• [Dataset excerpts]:

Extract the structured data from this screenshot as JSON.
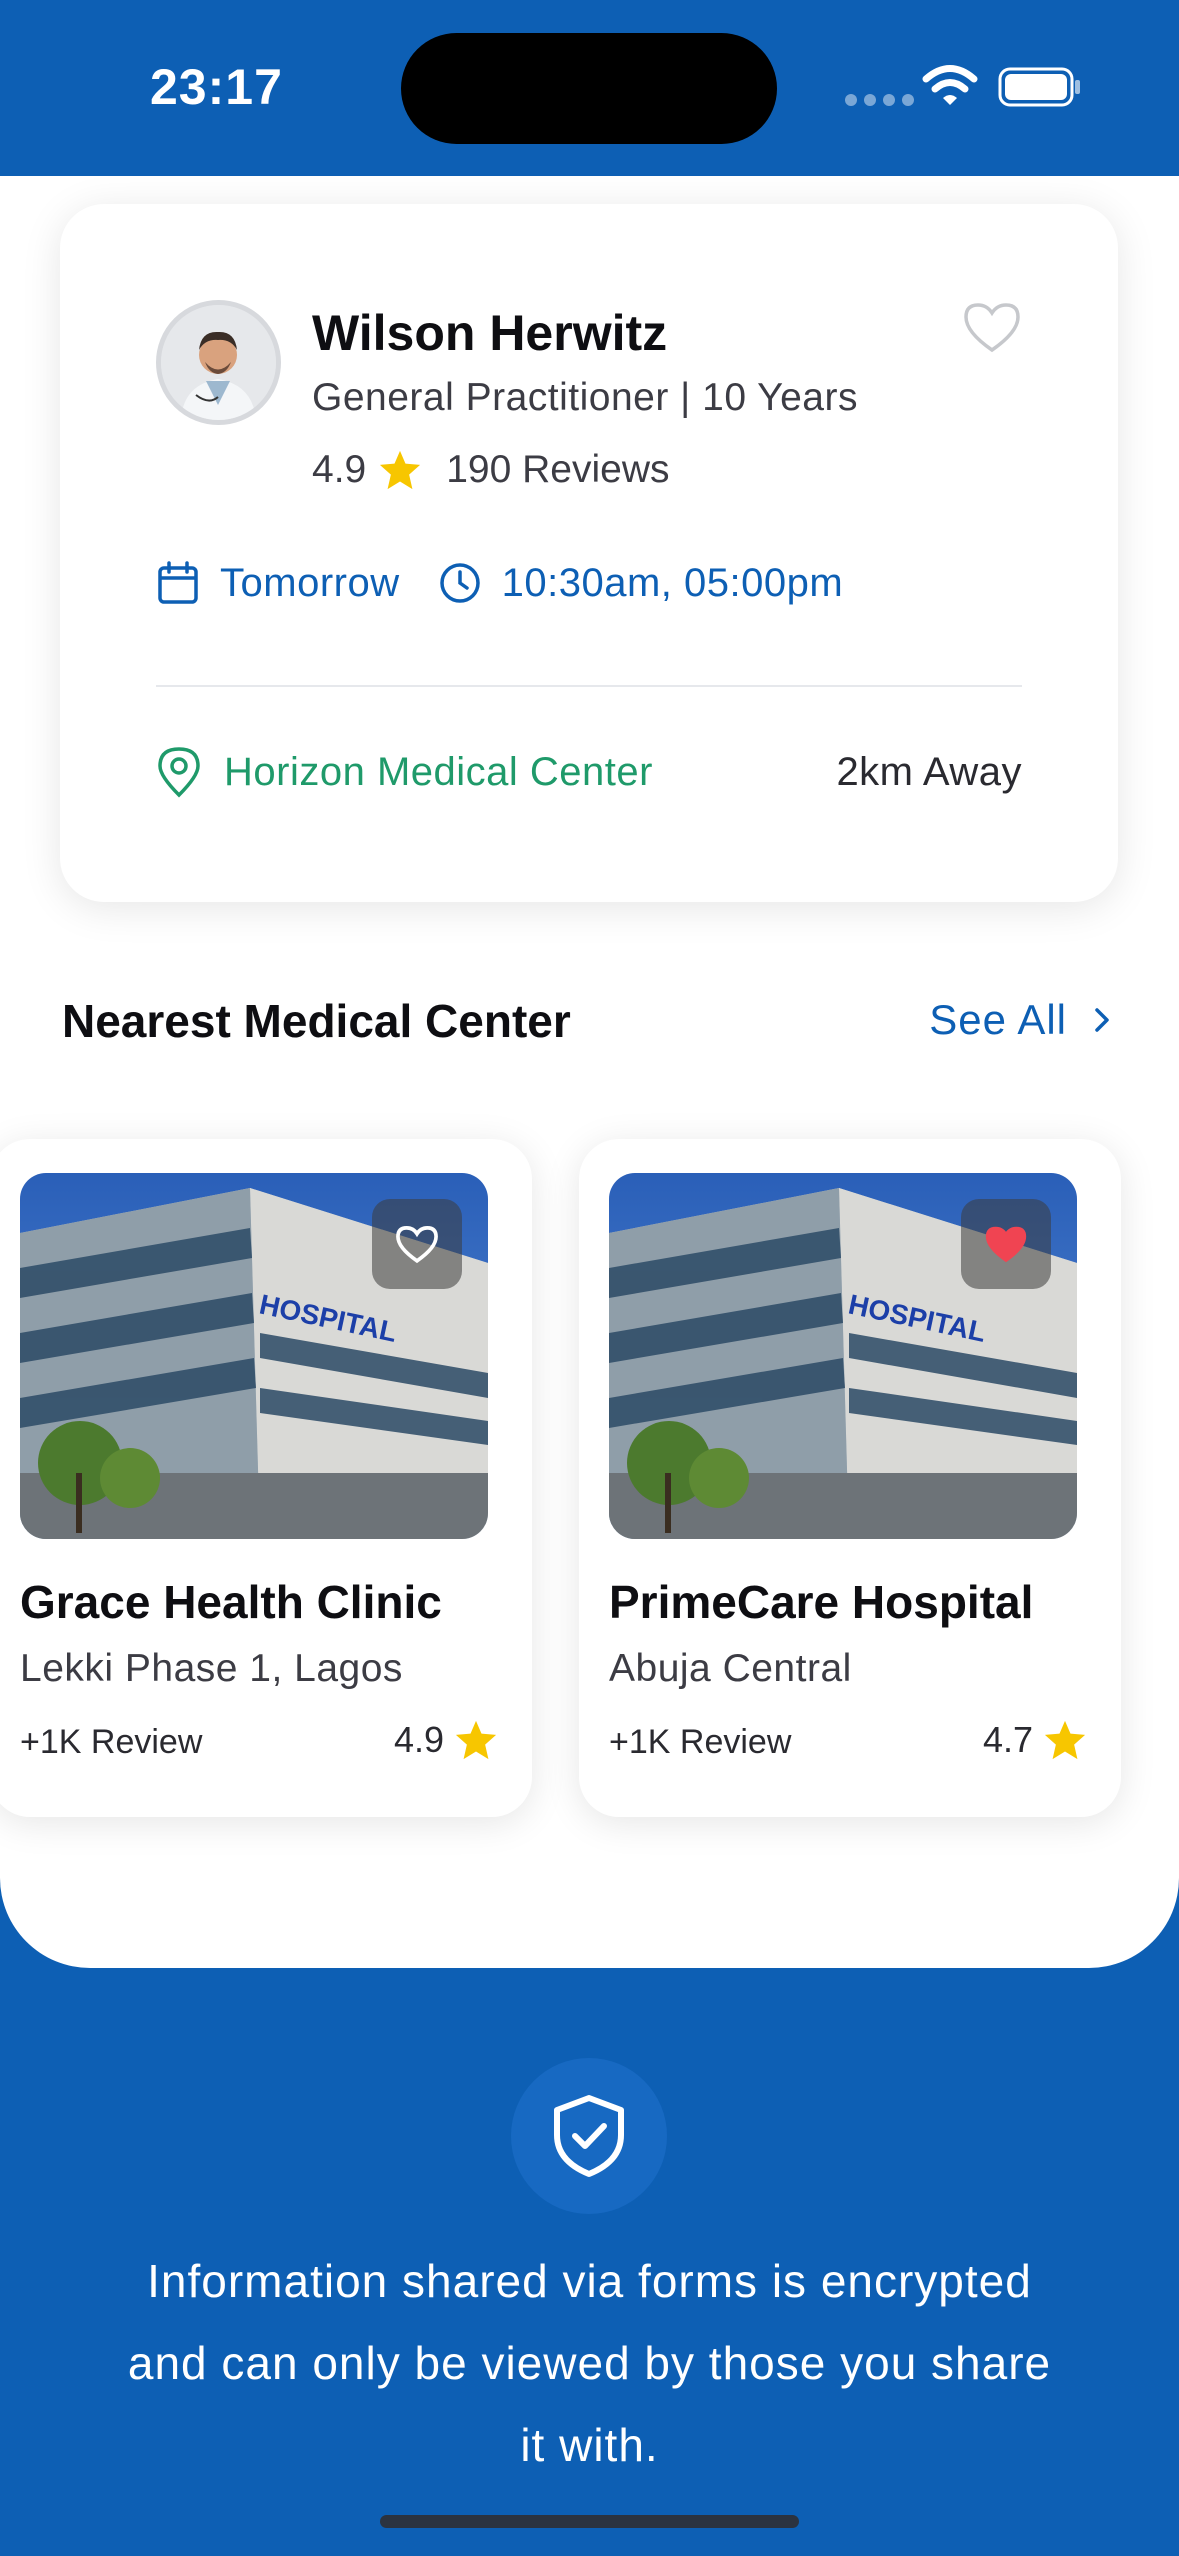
{
  "status_bar": {
    "time": "23:17"
  },
  "doctor": {
    "name": "Wilson Herwitz",
    "specialty": "General Practitioner | 10 Years",
    "rating": "4.9",
    "reviews": "190 Reviews",
    "day": "Tomorrow",
    "times": "10:30am, 05:00pm",
    "location": "Horizon Medical Center",
    "distance": "2km Away",
    "favorited": false
  },
  "section": {
    "title": "Nearest Medical Center",
    "see_all": "See All"
  },
  "centers": [
    {
      "name": "Grace Health Clinic",
      "address": "Lekki Phase 1, Lagos",
      "reviews": "+1K Review",
      "rating": "4.9",
      "favorited": false
    },
    {
      "name": "PrimeCare Hospital",
      "address": "Abuja Central",
      "reviews": "+1K Review",
      "rating": "4.7",
      "favorited": true
    }
  ],
  "footer": {
    "text": "Information shared via forms is encrypted and can only be viewed by those you share it with."
  },
  "colors": {
    "brand_blue": "#0d5fb4",
    "location_green": "#1f9a6a",
    "star_yellow": "#f7c600",
    "heart_red": "#f04452"
  },
  "icons": [
    "wifi-icon",
    "battery-icon",
    "heart-icon",
    "star-icon",
    "calendar-icon",
    "clock-icon",
    "location-pin-icon",
    "chevron-right-icon",
    "shield-check-icon"
  ]
}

• [WRITTEN PROBLEM]: Images do not belong in the copy; reproduce all other parts of the records above verbatim.

• [FULL SOLUTION]:
Extract the structured data from this screenshot as JSON.
{
  "status_bar": {
    "time": "23:17"
  },
  "doctor": {
    "name": "Wilson Herwitz",
    "specialty": "General Practitioner | 10 Years",
    "rating": "4.9",
    "reviews": "190 Reviews",
    "day": "Tomorrow",
    "times": "10:30am, 05:00pm",
    "location": "Horizon Medical Center",
    "distance": "2km Away",
    "favorited": false
  },
  "section": {
    "title": "Nearest Medical Center",
    "see_all": "See All"
  },
  "centers": [
    {
      "name": "Grace Health Clinic",
      "address": "Lekki Phase 1, Lagos",
      "reviews": "+1K Review",
      "rating": "4.9",
      "favorited": false
    },
    {
      "name": "PrimeCare Hospital",
      "address": "Abuja Central",
      "reviews": "+1K Review",
      "rating": "4.7",
      "favorited": true
    }
  ],
  "footer": {
    "text": "Information shared via forms is encrypted and can only be viewed by those you share it with."
  },
  "colors": {
    "brand_blue": "#0d5fb4",
    "location_green": "#1f9a6a",
    "star_yellow": "#f7c600",
    "heart_red": "#f04452"
  },
  "icons": [
    "wifi-icon",
    "battery-icon",
    "heart-icon",
    "star-icon",
    "calendar-icon",
    "clock-icon",
    "location-pin-icon",
    "chevron-right-icon",
    "shield-check-icon"
  ]
}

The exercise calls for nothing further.